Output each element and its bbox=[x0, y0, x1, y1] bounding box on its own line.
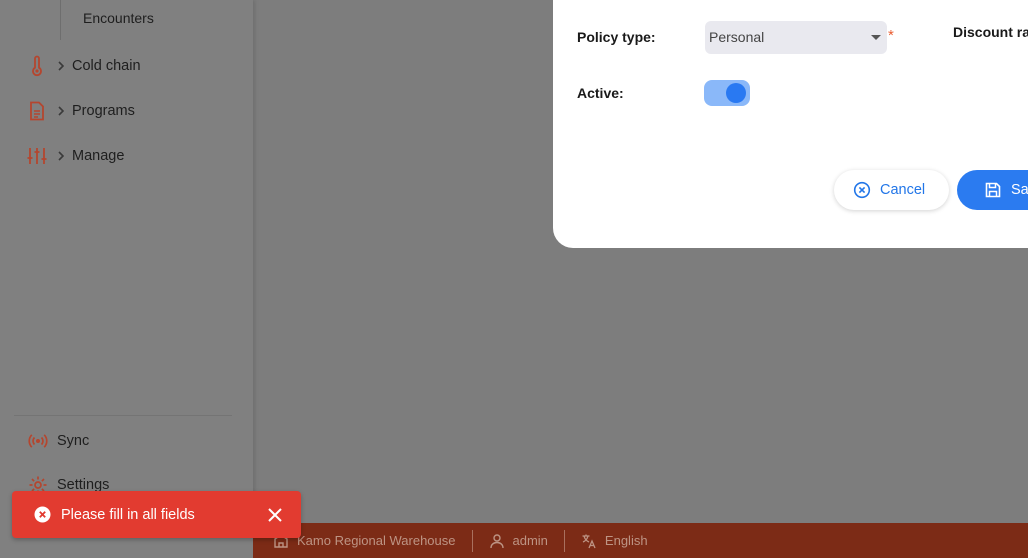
cancel-button[interactable]: Cancel bbox=[834, 170, 949, 210]
error-icon bbox=[34, 506, 51, 523]
save-button[interactable]: Sa bbox=[957, 170, 1028, 210]
cancel-button-label: Cancel bbox=[880, 182, 926, 198]
sidebar: Encounters Cold chain Programs Manage Sy… bbox=[0, 0, 253, 558]
user-indicator[interactable]: admin bbox=[489, 533, 548, 549]
chevron-right-icon bbox=[54, 59, 68, 73]
sidebar-item-label: Programs bbox=[72, 103, 135, 119]
save-icon bbox=[984, 181, 1002, 199]
toast-message: Please fill in all fields bbox=[61, 506, 195, 523]
thermometer-icon bbox=[26, 55, 48, 77]
sidebar-item-manage[interactable]: Manage bbox=[26, 144, 124, 168]
active-label: Active: bbox=[577, 85, 624, 101]
toggle-knob bbox=[726, 83, 746, 103]
save-button-label: Sa bbox=[1011, 182, 1028, 198]
user-icon bbox=[489, 533, 505, 549]
sidebar-subitem-encounters[interactable]: Encounters bbox=[83, 10, 154, 26]
sidebar-item-sync[interactable]: Sync bbox=[28, 430, 89, 452]
language-name: English bbox=[604, 533, 648, 548]
store-name: Kamo Regional Warehouse bbox=[297, 533, 456, 548]
document-icon bbox=[26, 100, 48, 122]
sidebar-item-label: Cold chain bbox=[72, 58, 141, 74]
policy-modal: Policy type: Personal * Discount ra Acti… bbox=[553, 0, 1028, 248]
user-name: admin bbox=[512, 533, 548, 548]
status-bar: Kamo Regional Warehouse admin English bbox=[253, 523, 1028, 558]
sidebar-divider bbox=[14, 415, 232, 416]
error-toast: Please fill in all fields bbox=[12, 491, 301, 538]
broadcast-icon bbox=[28, 431, 48, 451]
policy-type-value: Personal bbox=[709, 29, 765, 45]
required-marker: * bbox=[888, 27, 894, 44]
active-toggle[interactable] bbox=[704, 80, 750, 106]
policy-type-select[interactable]: Personal bbox=[705, 21, 887, 54]
status-divider bbox=[563, 529, 565, 552]
translate-icon bbox=[581, 533, 597, 549]
sidebar-item-cold-chain[interactable]: Cold chain bbox=[26, 54, 141, 78]
chevron-right-icon bbox=[54, 104, 68, 118]
language-indicator[interactable]: English bbox=[581, 533, 648, 549]
sidebar-item-programs[interactable]: Programs bbox=[26, 99, 135, 123]
chevron-right-icon bbox=[54, 149, 68, 163]
sliders-icon bbox=[26, 145, 48, 167]
sidebar-item-label: Manage bbox=[72, 148, 125, 164]
policy-type-label: Policy type: bbox=[577, 29, 656, 45]
discount-rate-label: Discount ra bbox=[953, 24, 1028, 40]
status-divider bbox=[471, 529, 473, 552]
close-icon[interactable] bbox=[266, 506, 284, 524]
chevron-down-icon bbox=[871, 35, 881, 40]
cancel-icon bbox=[853, 181, 871, 199]
sidebar-item-label: Sync bbox=[57, 433, 90, 449]
submenu-rail bbox=[60, 0, 61, 40]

AIM OF THE TASK: Give the lines of the material from the line with "cancel-button[interactable]: Cancel bbox=[834, 170, 949, 210]" up to and including the line with "cancel-button-label: Cancel bbox=[880, 182, 926, 198]" as a Markdown table. Use the columns Row and Line, number each row, and leave out any blank lines.

REPLY TO THE EXERCISE:
| Row | Line |
|---|---|
| 1 | cancel-button[interactable]: Cancel bbox=[834, 170, 949, 210] |
| 2 | error-icon bbox=[34, 506, 51, 523] |
| 3 | save-button[interactable]: Sa bbox=[957, 170, 1028, 210] |
| 4 | cancel-button-label: Cancel bbox=[880, 182, 926, 198] |